All of the material below is to be repeated exactly.
──────────
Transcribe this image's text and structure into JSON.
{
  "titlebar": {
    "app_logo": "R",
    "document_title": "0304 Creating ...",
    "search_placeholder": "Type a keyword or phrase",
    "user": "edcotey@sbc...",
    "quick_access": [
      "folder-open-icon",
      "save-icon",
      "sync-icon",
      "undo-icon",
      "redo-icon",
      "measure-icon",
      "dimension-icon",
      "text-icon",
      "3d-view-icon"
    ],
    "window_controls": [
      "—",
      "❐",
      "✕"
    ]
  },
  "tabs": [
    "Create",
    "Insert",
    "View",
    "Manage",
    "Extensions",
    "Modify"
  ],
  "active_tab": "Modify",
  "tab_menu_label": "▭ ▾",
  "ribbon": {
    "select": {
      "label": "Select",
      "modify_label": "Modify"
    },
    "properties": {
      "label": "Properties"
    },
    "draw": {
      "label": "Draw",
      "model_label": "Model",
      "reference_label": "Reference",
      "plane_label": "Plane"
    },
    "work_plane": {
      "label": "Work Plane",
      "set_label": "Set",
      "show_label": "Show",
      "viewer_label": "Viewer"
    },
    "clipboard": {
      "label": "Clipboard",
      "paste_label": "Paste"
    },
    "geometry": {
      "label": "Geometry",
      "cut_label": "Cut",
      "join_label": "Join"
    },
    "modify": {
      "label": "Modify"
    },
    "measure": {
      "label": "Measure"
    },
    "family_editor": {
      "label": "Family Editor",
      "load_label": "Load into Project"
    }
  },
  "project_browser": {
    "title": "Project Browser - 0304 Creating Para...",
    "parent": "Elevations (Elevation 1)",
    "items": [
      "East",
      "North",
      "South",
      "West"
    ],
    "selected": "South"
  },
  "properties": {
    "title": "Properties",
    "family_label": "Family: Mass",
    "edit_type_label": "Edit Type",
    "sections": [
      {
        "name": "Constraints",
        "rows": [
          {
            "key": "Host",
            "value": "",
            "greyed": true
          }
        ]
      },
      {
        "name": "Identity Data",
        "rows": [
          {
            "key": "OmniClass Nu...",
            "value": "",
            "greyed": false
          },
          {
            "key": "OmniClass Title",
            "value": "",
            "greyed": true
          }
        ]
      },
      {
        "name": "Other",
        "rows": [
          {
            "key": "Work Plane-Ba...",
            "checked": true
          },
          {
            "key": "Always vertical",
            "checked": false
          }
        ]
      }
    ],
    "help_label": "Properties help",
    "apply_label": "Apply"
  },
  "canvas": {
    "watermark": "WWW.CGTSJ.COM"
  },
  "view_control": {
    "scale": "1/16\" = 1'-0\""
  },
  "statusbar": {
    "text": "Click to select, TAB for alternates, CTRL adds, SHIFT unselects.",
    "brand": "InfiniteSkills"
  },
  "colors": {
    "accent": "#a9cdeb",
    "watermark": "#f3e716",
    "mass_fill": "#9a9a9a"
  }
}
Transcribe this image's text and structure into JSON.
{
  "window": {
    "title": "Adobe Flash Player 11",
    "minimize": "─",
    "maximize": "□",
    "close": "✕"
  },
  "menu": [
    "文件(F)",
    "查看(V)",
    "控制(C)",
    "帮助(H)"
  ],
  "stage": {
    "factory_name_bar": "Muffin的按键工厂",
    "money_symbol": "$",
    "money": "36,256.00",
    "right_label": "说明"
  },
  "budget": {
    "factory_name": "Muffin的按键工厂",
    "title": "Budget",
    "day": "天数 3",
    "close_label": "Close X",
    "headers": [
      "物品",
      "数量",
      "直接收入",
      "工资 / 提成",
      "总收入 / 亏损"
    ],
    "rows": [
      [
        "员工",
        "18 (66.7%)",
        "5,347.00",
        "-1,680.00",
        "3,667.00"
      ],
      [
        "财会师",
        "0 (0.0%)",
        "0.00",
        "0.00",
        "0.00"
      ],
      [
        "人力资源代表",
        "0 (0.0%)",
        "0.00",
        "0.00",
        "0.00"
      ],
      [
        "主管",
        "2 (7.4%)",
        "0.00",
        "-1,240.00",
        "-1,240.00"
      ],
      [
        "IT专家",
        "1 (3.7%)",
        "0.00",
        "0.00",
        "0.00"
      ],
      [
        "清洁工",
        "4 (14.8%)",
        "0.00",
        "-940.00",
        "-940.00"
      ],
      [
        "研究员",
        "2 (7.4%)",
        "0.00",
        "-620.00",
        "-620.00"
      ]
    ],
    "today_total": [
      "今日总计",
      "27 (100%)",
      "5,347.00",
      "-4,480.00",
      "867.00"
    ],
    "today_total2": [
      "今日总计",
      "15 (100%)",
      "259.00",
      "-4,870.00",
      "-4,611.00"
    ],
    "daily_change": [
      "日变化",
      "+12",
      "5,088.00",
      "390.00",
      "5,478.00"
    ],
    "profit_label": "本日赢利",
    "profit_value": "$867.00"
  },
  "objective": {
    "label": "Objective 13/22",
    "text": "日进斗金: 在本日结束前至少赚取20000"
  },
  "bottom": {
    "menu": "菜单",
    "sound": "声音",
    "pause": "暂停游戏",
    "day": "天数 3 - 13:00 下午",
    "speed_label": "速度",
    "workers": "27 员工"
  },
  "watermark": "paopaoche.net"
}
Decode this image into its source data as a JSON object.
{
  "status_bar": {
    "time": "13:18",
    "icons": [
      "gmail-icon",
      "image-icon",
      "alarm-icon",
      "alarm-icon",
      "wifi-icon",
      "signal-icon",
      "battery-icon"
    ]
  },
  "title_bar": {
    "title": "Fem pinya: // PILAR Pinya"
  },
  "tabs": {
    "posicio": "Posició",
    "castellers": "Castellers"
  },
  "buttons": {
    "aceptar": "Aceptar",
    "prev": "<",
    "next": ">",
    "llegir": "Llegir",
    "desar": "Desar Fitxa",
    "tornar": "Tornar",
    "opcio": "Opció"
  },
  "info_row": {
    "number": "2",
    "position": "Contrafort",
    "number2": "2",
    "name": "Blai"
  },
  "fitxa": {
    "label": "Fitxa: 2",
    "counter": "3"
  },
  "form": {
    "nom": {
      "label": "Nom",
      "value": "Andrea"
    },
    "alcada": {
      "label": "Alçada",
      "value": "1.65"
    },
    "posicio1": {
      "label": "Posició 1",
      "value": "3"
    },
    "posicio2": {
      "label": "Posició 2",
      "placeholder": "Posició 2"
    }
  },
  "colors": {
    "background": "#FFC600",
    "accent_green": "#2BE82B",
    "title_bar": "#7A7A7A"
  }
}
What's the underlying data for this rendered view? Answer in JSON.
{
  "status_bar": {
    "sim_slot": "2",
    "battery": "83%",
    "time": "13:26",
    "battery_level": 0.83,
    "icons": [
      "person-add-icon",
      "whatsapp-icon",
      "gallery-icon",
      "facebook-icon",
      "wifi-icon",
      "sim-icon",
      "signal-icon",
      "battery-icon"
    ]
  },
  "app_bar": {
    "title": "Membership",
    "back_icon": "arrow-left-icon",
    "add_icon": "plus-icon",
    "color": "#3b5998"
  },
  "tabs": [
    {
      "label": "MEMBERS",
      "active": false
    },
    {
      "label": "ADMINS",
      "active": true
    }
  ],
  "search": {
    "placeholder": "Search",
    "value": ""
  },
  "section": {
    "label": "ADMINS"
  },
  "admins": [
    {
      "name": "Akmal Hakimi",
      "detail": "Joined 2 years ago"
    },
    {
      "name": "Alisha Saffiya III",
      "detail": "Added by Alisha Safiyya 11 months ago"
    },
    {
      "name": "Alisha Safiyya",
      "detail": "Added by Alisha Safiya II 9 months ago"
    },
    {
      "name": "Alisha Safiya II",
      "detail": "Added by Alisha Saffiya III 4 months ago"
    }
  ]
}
──────────
[FULL OUTPUT]:
Transcribe this image's text and structure into JSON.
{
  "titlebar": {
    "app_logo": "R",
    "document_title": "0304 Creating ...",
    "search_placeholder": "Type a keyword or phrase",
    "user": "edcotey@sbc...",
    "quick_access": [
      "folder-open-icon",
      "save-icon",
      "sync-icon",
      "undo-icon",
      "redo-icon",
      "measure-icon",
      "dimension-icon",
      "text-icon",
      "3d-view-icon"
    ],
    "window_controls": [
      "—",
      "❐",
      "✕"
    ]
  },
  "tabs": [
    "Create",
    "Insert",
    "View",
    "Manage",
    "Extensions",
    "Modify"
  ],
  "active_tab": "Modify",
  "tab_menu_label": "▭ ▾",
  "ribbon": {
    "select": {
      "label": "Select",
      "modify_label": "Modify"
    },
    "properties": {
      "label": "Properties"
    },
    "draw": {
      "label": "Draw",
      "model_label": "Model",
      "reference_label": "Reference",
      "plane_label": "Plane"
    },
    "work_plane": {
      "label": "Work Plane",
      "set_label": "Set",
      "show_label": "Show",
      "viewer_label": "Viewer"
    },
    "clipboard": {
      "label": "Clipboard",
      "paste_label": "Paste"
    },
    "geometry": {
      "label": "Geometry",
      "cut_label": "Cut",
      "join_label": "Join"
    },
    "modify": {
      "label": "Modify"
    },
    "measure": {
      "label": "Measure"
    },
    "family_editor": {
      "label": "Family Editor",
      "load_label": "Load into Project"
    }
  },
  "project_browser": {
    "title": "Project Browser - 0304 Creating Para...",
    "parent": "Elevations (Elevation 1)",
    "items": [
      "East",
      "North",
      "South",
      "West"
    ],
    "selected": "South"
  },
  "properties": {
    "title": "Properties",
    "family_label": "Family: Mass",
    "edit_type_label": "Edit Type",
    "sections": [
      {
        "name": "Constraints",
        "rows": [
          {
            "key": "Host",
            "value": "",
            "greyed": true
          }
        ]
      },
      {
        "name": "Identity Data",
        "rows": [
          {
            "key": "OmniClass Nu...",
            "value": "",
            "greyed": false
          },
          {
            "key": "OmniClass Title",
            "value": "",
            "greyed": true
          }
        ]
      },
      {
        "name": "Other",
        "rows": [
          {
            "key": "Work Plane-Ba...",
            "checked": true
          },
          {
            "key": "Always vertical",
            "checked": false
          }
        ]
      }
    ],
    "help_label": "Properties help",
    "apply_label": "Apply"
  },
  "canvas": {
    "watermark": "WWW.CGTSJ.COM"
  },
  "view_control": {
    "scale": "1/16\" = 1'-0\""
  },
  "statusbar": {
    "text": "Click to select, TAB for alternates, CTRL adds, SHIFT unselects.",
    "brand": "InfiniteSkills"
  },
  "colors": {
    "accent": "#a9cdeb",
    "watermark": "#f3e716",
    "mass_fill": "#9a9a9a"
  }
}
Transcribe this image's text and structure into JSON.
{
  "window": {
    "title": "Adobe Flash Player 11",
    "minimize": "─",
    "maximize": "□",
    "close": "✕"
  },
  "menu": [
    "文件(F)",
    "查看(V)",
    "控制(C)",
    "帮助(H)"
  ],
  "stage": {
    "factory_name_bar": "Muffin的按键工厂",
    "money_symbol": "$",
    "money": "36,256.00",
    "right_label": "说明"
  },
  "budget": {
    "factory_name": "Muffin的按键工厂",
    "title": "Budget",
    "day": "天数 3",
    "close_label": "Close X",
    "headers": [
      "物品",
      "数量",
      "直接收入",
      "工资 / 提成",
      "总收入 / 亏损"
    ],
    "rows": [
      [
        "员工",
        "18 (66.7%)",
        "5,347.00",
        "-1,680.00",
        "3,667.00"
      ],
      [
        "财会师",
        "0 (0.0%)",
        "0.00",
        "0.00",
        "0.00"
      ],
      [
        "人力资源代表",
        "0 (0.0%)",
        "0.00",
        "0.00",
        "0.00"
      ],
      [
        "主管",
        "2 (7.4%)",
        "0.00",
        "-1,240.00",
        "-1,240.00"
      ],
      [
        "IT专家",
        "1 (3.7%)",
        "0.00",
        "0.00",
        "0.00"
      ],
      [
        "清洁工",
        "4 (14.8%)",
        "0.00",
        "-940.00",
        "-940.00"
      ],
      [
        "研究员",
        "2 (7.4%)",
        "0.00",
        "-620.00",
        "-620.00"
      ]
    ],
    "today_total": [
      "今日总计",
      "27 (100%)",
      "5,347.00",
      "-4,480.00",
      "867.00"
    ],
    "today_total2": [
      "今日总计",
      "15 (100%)",
      "259.00",
      "-4,870.00",
      "-4,611.00"
    ],
    "daily_change": [
      "日变化",
      "+12",
      "5,088.00",
      "390.00",
      "5,478.00"
    ],
    "profit_label": "本日赢利",
    "profit_value": "$867.00"
  },
  "objective": {
    "label": "Objective 13/22",
    "text": "日进斗金: 在本日结束前至少赚取20000"
  },
  "bottom": {
    "menu": "菜单",
    "sound": "声音",
    "pause": "暂停游戏",
    "day": "天数 3 - 13:00 下午",
    "speed_label": "速度",
    "workers": "27 员工"
  },
  "watermark": "paopaoche.net"
}
Decode this image into its source data as a JSON object.
{
  "status_bar": {
    "time": "13:18",
    "icons": [
      "gmail-icon",
      "image-icon",
      "alarm-icon",
      "alarm-icon",
      "wifi-icon",
      "signal-icon",
      "battery-icon"
    ]
  },
  "title_bar": {
    "title": "Fem pinya: // PILAR Pinya"
  },
  "tabs": {
    "posicio": "Posició",
    "castellers": "Castellers"
  },
  "buttons": {
    "aceptar": "Aceptar",
    "prev": "<",
    "next": ">",
    "llegir": "Llegir",
    "desar": "Desar Fitxa",
    "tornar": "Tornar",
    "opcio": "Opció"
  },
  "info_row": {
    "number": "2",
    "position": "Contrafort",
    "number2": "2",
    "name": "Blai"
  },
  "fitxa": {
    "label": "Fitxa: 2",
    "counter": "3"
  },
  "form": {
    "nom": {
      "label": "Nom",
      "value": "Andrea"
    },
    "alcada": {
      "label": "Alçada",
      "value": "1.65"
    },
    "posicio1": {
      "label": "Posició 1",
      "value": "3"
    },
    "posicio2": {
      "label": "Posició 2",
      "placeholder": "Posició 2"
    }
  },
  "colors": {
    "background": "#FFC600",
    "accent_green": "#2BE82B",
    "title_bar": "#7A7A7A"
  }
}
What's the underlying data for this rendered view? Answer in JSON.
{
  "status_bar": {
    "sim_slot": "2",
    "battery": "83%",
    "time": "13:26",
    "battery_level": 0.83,
    "icons": [
      "person-add-icon",
      "whatsapp-icon",
      "gallery-icon",
      "facebook-icon",
      "wifi-icon",
      "sim-icon",
      "signal-icon",
      "battery-icon"
    ]
  },
  "app_bar": {
    "title": "Membership",
    "back_icon": "arrow-left-icon",
    "add_icon": "plus-icon",
    "color": "#3b5998"
  },
  "tabs": [
    {
      "label": "MEMBERS",
      "active": false
    },
    {
      "label": "ADMINS",
      "active": true
    }
  ],
  "search": {
    "placeholder": "Search",
    "value": ""
  },
  "section": {
    "label": "ADMINS"
  },
  "admins": [
    {
      "name": "Akmal Hakimi",
      "detail": "Joined 2 years ago"
    },
    {
      "name": "Alisha Saffiya III",
      "detail": "Added by Alisha Safiyya 11 months ago"
    },
    {
      "name": "Alisha Safiyya",
      "detail": "Added by Alisha Safiya II 9 months ago"
    },
    {
      "name": "Alisha Safiya II",
      "detail": "Added by Alisha Saffiya III 4 months ago"
    }
  ]
}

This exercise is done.